> _Task instructions_
Keep only those lines of the records that include the string "JSON".

Records contained in a dataset:
▶
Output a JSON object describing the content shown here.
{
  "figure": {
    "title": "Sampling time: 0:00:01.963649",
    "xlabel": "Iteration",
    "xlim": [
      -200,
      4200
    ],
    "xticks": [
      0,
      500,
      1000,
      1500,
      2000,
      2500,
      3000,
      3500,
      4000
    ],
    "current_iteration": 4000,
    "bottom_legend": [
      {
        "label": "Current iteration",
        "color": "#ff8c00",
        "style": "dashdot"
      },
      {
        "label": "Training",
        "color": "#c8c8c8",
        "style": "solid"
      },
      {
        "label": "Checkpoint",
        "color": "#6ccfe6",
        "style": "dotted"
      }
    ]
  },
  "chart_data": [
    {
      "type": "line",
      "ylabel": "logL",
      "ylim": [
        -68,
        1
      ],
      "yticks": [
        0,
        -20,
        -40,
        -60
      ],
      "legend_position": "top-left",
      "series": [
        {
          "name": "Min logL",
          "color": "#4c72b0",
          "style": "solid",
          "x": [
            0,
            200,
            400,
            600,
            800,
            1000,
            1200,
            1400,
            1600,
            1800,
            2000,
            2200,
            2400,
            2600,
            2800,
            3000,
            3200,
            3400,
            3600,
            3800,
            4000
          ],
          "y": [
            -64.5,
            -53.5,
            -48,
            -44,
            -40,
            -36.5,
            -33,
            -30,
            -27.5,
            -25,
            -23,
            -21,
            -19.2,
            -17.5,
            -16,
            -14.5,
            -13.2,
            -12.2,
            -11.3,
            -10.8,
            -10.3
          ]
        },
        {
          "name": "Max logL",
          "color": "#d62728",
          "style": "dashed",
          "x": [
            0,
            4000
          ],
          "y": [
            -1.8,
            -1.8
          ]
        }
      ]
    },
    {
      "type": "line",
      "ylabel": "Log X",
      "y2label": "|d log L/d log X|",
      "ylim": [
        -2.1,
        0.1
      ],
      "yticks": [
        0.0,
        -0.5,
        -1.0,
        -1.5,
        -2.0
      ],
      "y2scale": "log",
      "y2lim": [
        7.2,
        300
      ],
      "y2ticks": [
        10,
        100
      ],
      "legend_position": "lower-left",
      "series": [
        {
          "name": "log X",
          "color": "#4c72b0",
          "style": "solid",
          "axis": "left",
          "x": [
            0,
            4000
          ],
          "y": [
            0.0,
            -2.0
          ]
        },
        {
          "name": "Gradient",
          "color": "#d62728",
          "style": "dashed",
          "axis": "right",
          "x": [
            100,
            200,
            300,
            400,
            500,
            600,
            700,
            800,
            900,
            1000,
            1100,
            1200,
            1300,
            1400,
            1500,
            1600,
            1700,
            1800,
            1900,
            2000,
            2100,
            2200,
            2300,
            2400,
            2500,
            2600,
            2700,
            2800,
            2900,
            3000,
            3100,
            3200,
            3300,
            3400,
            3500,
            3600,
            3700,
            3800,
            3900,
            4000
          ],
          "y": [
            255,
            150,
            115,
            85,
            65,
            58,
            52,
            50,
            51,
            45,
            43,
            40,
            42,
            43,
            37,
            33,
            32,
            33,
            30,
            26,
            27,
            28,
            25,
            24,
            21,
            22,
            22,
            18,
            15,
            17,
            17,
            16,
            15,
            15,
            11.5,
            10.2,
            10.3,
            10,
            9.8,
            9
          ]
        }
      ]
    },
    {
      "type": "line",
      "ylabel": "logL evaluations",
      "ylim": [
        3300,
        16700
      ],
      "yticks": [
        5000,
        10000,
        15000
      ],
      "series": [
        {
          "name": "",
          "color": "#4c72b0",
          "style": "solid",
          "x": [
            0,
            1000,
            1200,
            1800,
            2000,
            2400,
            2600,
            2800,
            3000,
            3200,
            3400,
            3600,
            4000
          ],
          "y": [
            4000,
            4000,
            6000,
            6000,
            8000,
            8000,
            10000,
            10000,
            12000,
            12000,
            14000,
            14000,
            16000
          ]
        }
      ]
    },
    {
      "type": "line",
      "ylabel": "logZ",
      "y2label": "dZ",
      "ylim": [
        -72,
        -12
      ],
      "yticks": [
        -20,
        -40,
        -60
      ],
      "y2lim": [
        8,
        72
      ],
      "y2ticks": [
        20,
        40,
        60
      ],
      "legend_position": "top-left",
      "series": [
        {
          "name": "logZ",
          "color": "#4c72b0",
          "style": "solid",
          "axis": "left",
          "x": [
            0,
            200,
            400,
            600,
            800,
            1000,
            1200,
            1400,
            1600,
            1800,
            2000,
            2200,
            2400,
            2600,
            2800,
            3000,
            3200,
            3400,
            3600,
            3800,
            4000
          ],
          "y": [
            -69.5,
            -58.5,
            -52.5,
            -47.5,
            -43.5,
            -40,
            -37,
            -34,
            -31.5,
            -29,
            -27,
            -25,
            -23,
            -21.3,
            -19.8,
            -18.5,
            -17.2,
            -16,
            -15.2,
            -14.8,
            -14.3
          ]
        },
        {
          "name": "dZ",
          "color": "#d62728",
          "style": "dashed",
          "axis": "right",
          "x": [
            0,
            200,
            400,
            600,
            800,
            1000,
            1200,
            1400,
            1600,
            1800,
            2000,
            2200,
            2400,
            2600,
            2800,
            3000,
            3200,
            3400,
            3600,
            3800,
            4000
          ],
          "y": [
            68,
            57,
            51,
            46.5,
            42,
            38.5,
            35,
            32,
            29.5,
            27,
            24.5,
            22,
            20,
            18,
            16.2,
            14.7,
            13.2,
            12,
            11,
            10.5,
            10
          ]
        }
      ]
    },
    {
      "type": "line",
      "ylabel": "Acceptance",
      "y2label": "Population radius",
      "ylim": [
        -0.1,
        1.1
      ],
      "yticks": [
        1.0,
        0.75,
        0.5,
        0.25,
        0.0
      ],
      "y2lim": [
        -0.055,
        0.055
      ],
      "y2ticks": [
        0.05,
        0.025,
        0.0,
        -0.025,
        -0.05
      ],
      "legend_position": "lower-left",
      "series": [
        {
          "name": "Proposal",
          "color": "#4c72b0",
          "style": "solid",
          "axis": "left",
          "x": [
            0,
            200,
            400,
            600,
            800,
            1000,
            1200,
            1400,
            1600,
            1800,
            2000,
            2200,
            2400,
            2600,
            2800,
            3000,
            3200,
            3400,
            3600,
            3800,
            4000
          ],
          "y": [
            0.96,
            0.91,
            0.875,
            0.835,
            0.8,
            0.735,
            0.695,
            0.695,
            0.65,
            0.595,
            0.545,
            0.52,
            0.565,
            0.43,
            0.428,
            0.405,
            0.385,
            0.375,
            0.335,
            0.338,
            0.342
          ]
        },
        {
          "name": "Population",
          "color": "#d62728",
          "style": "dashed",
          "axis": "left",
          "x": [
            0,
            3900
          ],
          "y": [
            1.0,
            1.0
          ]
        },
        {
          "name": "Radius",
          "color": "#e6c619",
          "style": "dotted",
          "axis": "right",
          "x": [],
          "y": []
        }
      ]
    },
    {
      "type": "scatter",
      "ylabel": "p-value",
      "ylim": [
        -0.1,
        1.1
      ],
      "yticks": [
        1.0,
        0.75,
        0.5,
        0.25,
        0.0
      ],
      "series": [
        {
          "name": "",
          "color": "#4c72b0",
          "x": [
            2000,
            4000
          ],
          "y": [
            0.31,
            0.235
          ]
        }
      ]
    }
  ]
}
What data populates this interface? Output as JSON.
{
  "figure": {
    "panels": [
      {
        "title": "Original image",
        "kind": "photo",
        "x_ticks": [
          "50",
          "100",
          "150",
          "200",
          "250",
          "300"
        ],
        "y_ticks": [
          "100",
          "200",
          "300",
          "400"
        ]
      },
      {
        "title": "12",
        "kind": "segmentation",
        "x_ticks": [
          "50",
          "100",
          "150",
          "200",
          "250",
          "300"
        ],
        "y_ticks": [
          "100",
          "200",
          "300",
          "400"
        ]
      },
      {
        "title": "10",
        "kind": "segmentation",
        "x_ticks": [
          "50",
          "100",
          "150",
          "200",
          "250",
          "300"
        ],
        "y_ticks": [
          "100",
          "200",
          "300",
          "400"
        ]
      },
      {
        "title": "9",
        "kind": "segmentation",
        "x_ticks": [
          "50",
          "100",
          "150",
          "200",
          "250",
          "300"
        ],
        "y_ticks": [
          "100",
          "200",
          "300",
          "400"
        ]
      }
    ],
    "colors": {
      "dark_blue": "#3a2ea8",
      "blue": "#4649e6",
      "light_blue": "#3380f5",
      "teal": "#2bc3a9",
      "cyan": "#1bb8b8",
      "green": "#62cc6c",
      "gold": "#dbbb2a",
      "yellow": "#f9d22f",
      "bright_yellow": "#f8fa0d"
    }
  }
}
◀
> _Problem solution_
Output a JSON object describing the content shown here.
What data populates this interface? Output as JSON.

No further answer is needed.